(Collected data)
━━━

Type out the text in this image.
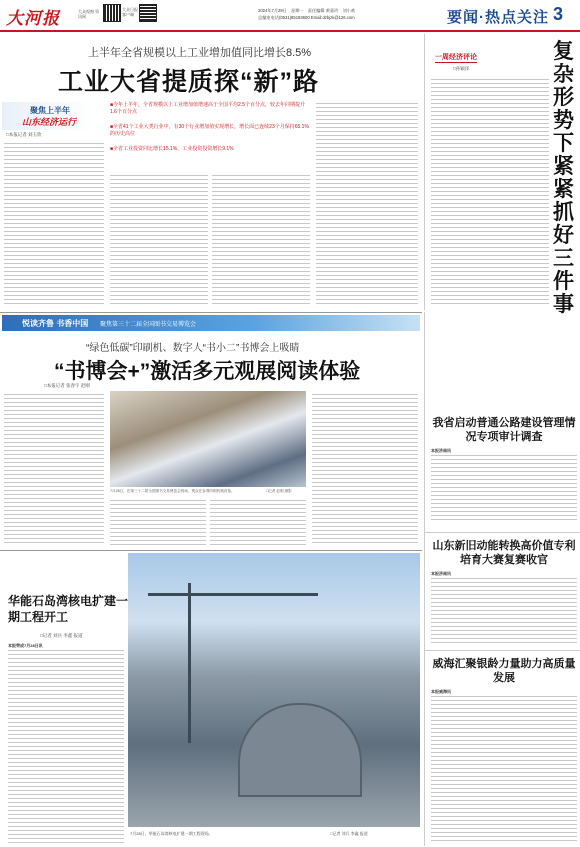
大河报	大众视窗 资讯网
大众日报
客户端
2024年7月29日　星期一　责任编辑 黄嘉玲　刘小欢
总编室电话(0531)85193600 Email:dzbjzk@126.com	要闻·热点关注 3
上半年全省规模以上工业增加值同比增长8.5%
工业大省提质探“新”路
聚焦上半年
山东经济运行
□本报记者 刘玉欣
■今年上半年，全省规模以上工业增加值增速高于全国平均2.5个百分点，较去年同期提升1.6个百分点
■全省41个工业大类行业中，有30个行业增加值实现增长，增长面已连续23个月保持65.1%的历史高位
■全省工业投资同比增长15.1%，工业投资投资增长9.1%
一周经济评论
□孙颖泽
复杂形势下紧紧抓好三件事
悦读齐鲁 书香中国 聚焦第三十二届全国图书交易博览会
“绿色低碳”印刷机、数字人“书小二”书博会上吸睛
“书博会+”激活多元观展阅读体验
□本报记者 张春宇 赵刚
7月28日，在第三十二届全国图书交易博览会现场，观众在参观印刷机械设备。	□记者 赵刚 摄影
我省启动普通公路建设管理情况专项审计调查
本报济南讯
山东新旧动能转换高价值专利培育大赛复赛收官
本报济南讯
威海汇聚银龄力量助力高质量发展
本报威海讯
华能石岛湾核电扩建一期工程开工
□记者 刘兵 李鑫 报道
本报荣成7月28日讯
7月28日，华能石岛湾核电扩建一期工程现场。	□记者 刘兵 李鑫 报道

━━━

Leaving all pictures aside, quote each record exactly.

Type out the text in this image.
大河报	大众视窗 资讯网
大众日报
客户端
2024年7月29日　星期一　责任编辑 黄嘉玲　刘小欢
总编室电话(0531)85193600 Email:dzbjzk@126.com	要闻·热点关注 3
上半年全省规模以上工业增加值同比增长8.5%
工业大省提质探“新”路
聚焦上半年
山东经济运行
□本报记者 刘玉欣
■今年上半年，全省规模以上工业增加值增速高于全国平均2.5个百分点，较去年同期提升1.6个百分点
■全省41个工业大类行业中，有30个行业增加值实现增长，增长面已连续23个月保持65.1%的历史高位
■全省工业投资同比增长15.1%，工业投资投资增长9.1%
一周经济评论
□孙颖泽
复杂形势下紧紧抓好三件事
悦读齐鲁 书香中国 聚焦第三十二届全国图书交易博览会
“绿色低碳”印刷机、数字人“书小二”书博会上吸睛
“书博会+”激活多元观展阅读体验
□本报记者 张春宇 赵刚
7月28日，在第三十二届全国图书交易博览会现场，观众在参观印刷机械设备。	□记者 赵刚 摄影
我省启动普通公路建设管理情况专项审计调查
本报济南讯
山东新旧动能转换高价值专利培育大赛复赛收官
本报济南讯
威海汇聚银龄力量助力高质量发展
本报威海讯
华能石岛湾核电扩建一期工程开工
□记者 刘兵 李鑫 报道
本报荣成7月28日讯
7月28日，华能石岛湾核电扩建一期工程现场。	□记者 刘兵 李鑫 报道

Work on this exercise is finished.